- **Set exercise**: Each entry needs to be restated exactly as written.

- **Data for the task**:
>> begin

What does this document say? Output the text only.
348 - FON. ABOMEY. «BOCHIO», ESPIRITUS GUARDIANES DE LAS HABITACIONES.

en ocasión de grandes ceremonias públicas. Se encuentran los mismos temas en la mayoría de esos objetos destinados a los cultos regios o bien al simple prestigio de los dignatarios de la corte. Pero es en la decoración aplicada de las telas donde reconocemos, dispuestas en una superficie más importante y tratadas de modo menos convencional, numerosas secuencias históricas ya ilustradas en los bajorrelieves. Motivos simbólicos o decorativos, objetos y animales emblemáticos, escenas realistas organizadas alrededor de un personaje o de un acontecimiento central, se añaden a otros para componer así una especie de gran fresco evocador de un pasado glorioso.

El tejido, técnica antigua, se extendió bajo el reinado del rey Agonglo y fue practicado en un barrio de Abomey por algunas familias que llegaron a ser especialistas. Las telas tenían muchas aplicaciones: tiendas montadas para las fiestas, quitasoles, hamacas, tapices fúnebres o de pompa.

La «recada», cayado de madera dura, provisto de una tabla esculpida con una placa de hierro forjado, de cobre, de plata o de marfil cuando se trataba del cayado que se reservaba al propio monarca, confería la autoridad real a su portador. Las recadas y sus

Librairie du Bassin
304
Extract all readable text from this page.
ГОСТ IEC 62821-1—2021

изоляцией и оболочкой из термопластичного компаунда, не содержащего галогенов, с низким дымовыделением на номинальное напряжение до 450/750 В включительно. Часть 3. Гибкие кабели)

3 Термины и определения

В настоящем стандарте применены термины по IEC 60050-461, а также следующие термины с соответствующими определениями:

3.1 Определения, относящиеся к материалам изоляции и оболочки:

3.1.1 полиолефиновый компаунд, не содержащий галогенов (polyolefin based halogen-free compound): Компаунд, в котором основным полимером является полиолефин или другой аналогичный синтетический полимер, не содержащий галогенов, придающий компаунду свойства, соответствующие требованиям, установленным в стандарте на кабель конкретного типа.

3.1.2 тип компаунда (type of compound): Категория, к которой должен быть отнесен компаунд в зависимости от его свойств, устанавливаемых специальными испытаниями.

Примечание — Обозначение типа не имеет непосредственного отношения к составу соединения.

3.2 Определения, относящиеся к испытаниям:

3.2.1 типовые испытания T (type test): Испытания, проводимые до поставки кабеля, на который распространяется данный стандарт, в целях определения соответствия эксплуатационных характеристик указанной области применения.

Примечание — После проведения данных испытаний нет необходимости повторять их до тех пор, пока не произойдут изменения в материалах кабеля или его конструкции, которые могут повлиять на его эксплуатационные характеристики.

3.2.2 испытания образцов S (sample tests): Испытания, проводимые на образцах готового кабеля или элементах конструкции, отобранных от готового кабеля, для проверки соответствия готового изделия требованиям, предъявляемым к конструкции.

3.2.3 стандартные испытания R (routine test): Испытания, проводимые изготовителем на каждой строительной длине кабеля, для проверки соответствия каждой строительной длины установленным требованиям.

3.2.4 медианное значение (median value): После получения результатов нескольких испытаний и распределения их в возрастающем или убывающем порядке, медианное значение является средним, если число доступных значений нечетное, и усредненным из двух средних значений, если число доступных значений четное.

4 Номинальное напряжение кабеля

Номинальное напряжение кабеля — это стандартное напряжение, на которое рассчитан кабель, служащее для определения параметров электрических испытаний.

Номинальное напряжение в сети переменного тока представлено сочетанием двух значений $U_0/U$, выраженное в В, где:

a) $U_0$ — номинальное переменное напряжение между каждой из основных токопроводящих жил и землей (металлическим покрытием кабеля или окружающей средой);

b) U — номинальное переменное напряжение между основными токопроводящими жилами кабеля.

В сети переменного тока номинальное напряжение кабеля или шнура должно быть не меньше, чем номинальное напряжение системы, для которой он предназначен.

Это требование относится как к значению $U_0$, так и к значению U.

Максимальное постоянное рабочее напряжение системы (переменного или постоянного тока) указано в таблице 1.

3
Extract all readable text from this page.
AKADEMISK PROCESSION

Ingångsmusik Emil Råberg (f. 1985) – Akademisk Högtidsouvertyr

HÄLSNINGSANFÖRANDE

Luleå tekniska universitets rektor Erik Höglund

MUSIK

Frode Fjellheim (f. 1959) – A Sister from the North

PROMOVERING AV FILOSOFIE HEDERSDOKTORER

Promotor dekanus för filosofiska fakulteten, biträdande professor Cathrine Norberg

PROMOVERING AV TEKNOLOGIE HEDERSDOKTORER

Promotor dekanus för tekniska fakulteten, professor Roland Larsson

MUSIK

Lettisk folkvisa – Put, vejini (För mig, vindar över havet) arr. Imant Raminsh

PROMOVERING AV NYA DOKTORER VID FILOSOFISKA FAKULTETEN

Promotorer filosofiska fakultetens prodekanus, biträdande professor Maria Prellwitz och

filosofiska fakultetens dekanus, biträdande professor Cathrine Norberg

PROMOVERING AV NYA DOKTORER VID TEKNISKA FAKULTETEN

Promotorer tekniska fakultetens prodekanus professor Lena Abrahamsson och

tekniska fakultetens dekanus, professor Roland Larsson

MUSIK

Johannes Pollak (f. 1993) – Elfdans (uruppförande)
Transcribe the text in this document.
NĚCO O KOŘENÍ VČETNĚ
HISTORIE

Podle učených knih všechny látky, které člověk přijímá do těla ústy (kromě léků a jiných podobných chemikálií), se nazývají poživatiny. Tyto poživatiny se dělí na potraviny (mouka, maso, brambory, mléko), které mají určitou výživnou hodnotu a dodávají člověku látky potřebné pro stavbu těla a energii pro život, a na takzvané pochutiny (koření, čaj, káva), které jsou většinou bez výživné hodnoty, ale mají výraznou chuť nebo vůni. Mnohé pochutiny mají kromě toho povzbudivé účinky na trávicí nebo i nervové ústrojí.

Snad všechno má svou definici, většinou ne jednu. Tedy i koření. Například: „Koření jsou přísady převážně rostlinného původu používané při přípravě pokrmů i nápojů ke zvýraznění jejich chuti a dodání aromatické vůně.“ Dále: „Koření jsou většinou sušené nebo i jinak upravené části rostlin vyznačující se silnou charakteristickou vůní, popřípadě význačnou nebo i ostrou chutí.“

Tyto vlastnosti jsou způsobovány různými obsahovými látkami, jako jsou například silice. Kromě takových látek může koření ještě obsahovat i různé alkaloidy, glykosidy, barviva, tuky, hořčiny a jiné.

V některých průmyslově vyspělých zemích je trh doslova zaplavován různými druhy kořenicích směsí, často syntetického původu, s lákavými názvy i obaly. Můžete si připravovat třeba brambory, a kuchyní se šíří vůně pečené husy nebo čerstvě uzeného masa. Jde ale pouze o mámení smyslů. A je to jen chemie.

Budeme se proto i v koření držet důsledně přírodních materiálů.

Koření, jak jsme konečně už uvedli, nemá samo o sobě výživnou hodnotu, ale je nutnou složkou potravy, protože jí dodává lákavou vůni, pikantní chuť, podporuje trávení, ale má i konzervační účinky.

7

>> end

- **Exercise solution**:
What does this document say? Output the text only.
348 - FON. ABOMEY. «BOCHIO», ESPIRITUS GUARDIANES DE LAS HABITACIONES.

en ocasión de grandes ceremonias públicas. Se encuentran los mismos temas en la mayoría de esos objetos destinados a los cultos regios o bien al simple prestigio de los dignatarios de la corte. Pero es en la decoración aplicada de las telas donde reconocemos, dispuestas en una superficie más importante y tratadas de modo menos convencional, numerosas secuencias históricas ya ilustradas en los bajorrelieves. Motivos simbólicos o decorativos, objetos y animales emblemáticos, escenas realistas organizadas alrededor de un personaje o de un acontecimiento central, se añaden a otros para componer así una especie de gran fresco evocador de un pasado glorioso.

El tejido, técnica antigua, se extendió bajo el reinado del rey Agonglo y fue practicado en un barrio de Abomey por algunas familias que llegaron a ser especialistas. Las telas tenían muchas aplicaciones: tiendas montadas para las fiestas, quitasoles, hamacas, tapices fúnebres o de pompa.

La «recada», cayado de madera dura, provisto de una tabla esculpida con una placa de hierro forjado, de cobre, de plata o de marfil cuando se trataba del cayado que se reservaba al propio monarca, confería la autoridad real a su portador. Las recadas y sus

Librairie du Bassin
304
Extract all readable text from this page.
ГОСТ IEC 62821-1—2021

изоляцией и оболочкой из термопластичного компаунда, не содержащего галогенов, с низким дымовыделением на номинальное напряжение до 450/750 В включительно. Часть 3. Гибкие кабели)

3 Термины и определения

В настоящем стандарте применены термины по IEC 60050-461, а также следующие термины с соответствующими определениями:

3.1 Определения, относящиеся к материалам изоляции и оболочки:

3.1.1 полиолефиновый компаунд, не содержащий галогенов (polyolefin based halogen-free compound): Компаунд, в котором основным полимером является полиолефин или другой аналогичный синтетический полимер, не содержащий галогенов, придающий компаунду свойства, соответствующие требованиям, установленным в стандарте на кабель конкретного типа.

3.1.2 тип компаунда (type of compound): Категория, к которой должен быть отнесен компаунд в зависимости от его свойств, устанавливаемых специальными испытаниями.

Примечание — Обозначение типа не имеет непосредственного отношения к составу соединения.

3.2 Определения, относящиеся к испытаниям:

3.2.1 типовые испытания T (type test): Испытания, проводимые до поставки кабеля, на который распространяется данный стандарт, в целях определения соответствия эксплуатационных характеристик указанной области применения.

Примечание — После проведения данных испытаний нет необходимости повторять их до тех пор, пока не произойдут изменения в материалах кабеля или его конструкции, которые могут повлиять на его эксплуатационные характеристики.

3.2.2 испытания образцов S (sample tests): Испытания, проводимые на образцах готового кабеля или элементах конструкции, отобранных от готового кабеля, для проверки соответствия готового изделия требованиям, предъявляемым к конструкции.

3.2.3 стандартные испытания R (routine test): Испытания, проводимые изготовителем на каждой строительной длине кабеля, для проверки соответствия каждой строительной длины установленным требованиям.

3.2.4 медианное значение (median value): После получения результатов нескольких испытаний и распределения их в возрастающем или убывающем порядке, медианное значение является средним, если число доступных значений нечетное, и усредненным из двух средних значений, если число доступных значений четное.

4 Номинальное напряжение кабеля

Номинальное напряжение кабеля — это стандартное напряжение, на которое рассчитан кабель, служащее для определения параметров электрических испытаний.

Номинальное напряжение в сети переменного тока представлено сочетанием двух значений $U_0/U$, выраженное в В, где:

a) $U_0$ — номинальное переменное напряжение между каждой из основных токопроводящих жил и землей (металлическим покрытием кабеля или окружающей средой);

b) U — номинальное переменное напряжение между основными токопроводящими жилами кабеля.

В сети переменного тока номинальное напряжение кабеля или шнура должно быть не меньше, чем номинальное напряжение системы, для которой он предназначен.

Это требование относится как к значению $U_0$, так и к значению U.

Максимальное постоянное рабочее напряжение системы (переменного или постоянного тока) указано в таблице 1.

3
Extract all readable text from this page.
AKADEMISK PROCESSION

Ingångsmusik Emil Råberg (f. 1985) – Akademisk Högtidsouvertyr

HÄLSNINGSANFÖRANDE

Luleå tekniska universitets rektor Erik Höglund

MUSIK

Frode Fjellheim (f. 1959) – A Sister from the North

PROMOVERING AV FILOSOFIE HEDERSDOKTORER

Promotor dekanus för filosofiska fakulteten, biträdande professor Cathrine Norberg

PROMOVERING AV TEKNOLOGIE HEDERSDOKTORER

Promotor dekanus för tekniska fakulteten, professor Roland Larsson

MUSIK

Lettisk folkvisa – Put, vejini (För mig, vindar över havet) arr. Imant Raminsh

PROMOVERING AV NYA DOKTORER VID FILOSOFISKA FAKULTETEN

Promotorer filosofiska fakultetens prodekanus, biträdande professor Maria Prellwitz och

filosofiska fakultetens dekanus, biträdande professor Cathrine Norberg

PROMOVERING AV NYA DOKTORER VID TEKNISKA FAKULTETEN

Promotorer tekniska fakultetens prodekanus professor Lena Abrahamsson och

tekniska fakultetens dekanus, professor Roland Larsson

MUSIK

Johannes Pollak (f. 1993) – Elfdans (uruppförande)
Transcribe the text in this document.
NĚCO O KOŘENÍ VČETNĚ
HISTORIE

Podle učených knih všechny látky, které člověk přijímá do těla ústy (kromě léků a jiných podobných chemikálií), se nazývají poživatiny. Tyto poživatiny se dělí na potraviny (mouka, maso, brambory, mléko), které mají určitou výživnou hodnotu a dodávají člověku látky potřebné pro stavbu těla a energii pro život, a na takzvané pochutiny (koření, čaj, káva), které jsou většinou bez výživné hodnoty, ale mají výraznou chuť nebo vůni. Mnohé pochutiny mají kromě toho povzbudivé účinky na trávicí nebo i nervové ústrojí.

Snad všechno má svou definici, většinou ne jednu. Tedy i koření. Například: „Koření jsou přísady převážně rostlinného původu používané při přípravě pokrmů i nápojů ke zvýraznění jejich chuti a dodání aromatické vůně.“ Dále: „Koření jsou většinou sušené nebo i jinak upravené části rostlin vyznačující se silnou charakteristickou vůní, popřípadě význačnou nebo i ostrou chutí.“

Tyto vlastnosti jsou způsobovány různými obsahovými látkami, jako jsou například silice. Kromě takových látek může koření ještě obsahovat i různé alkaloidy, glykosidy, barviva, tuky, hořčiny a jiné.

V některých průmyslově vyspělých zemích je trh doslova zaplavován různými druhy kořenicích směsí, často syntetického původu, s lákavými názvy i obaly. Můžete si připravovat třeba brambory, a kuchyní se šíří vůně pečené husy nebo čerstvě uzeného masa. Jde ale pouze o mámení smyslů. A je to jen chemie.

Budeme se proto i v koření držet důsledně přírodních materiálů.

Koření, jak jsme konečně už uvedli, nemá samo o sobě výživnou hodnotu, ale je nutnou složkou potravy, protože jí dodává lákavou vůni, pikantní chuť, podporuje trávení, ale má i konzervační účinky.

7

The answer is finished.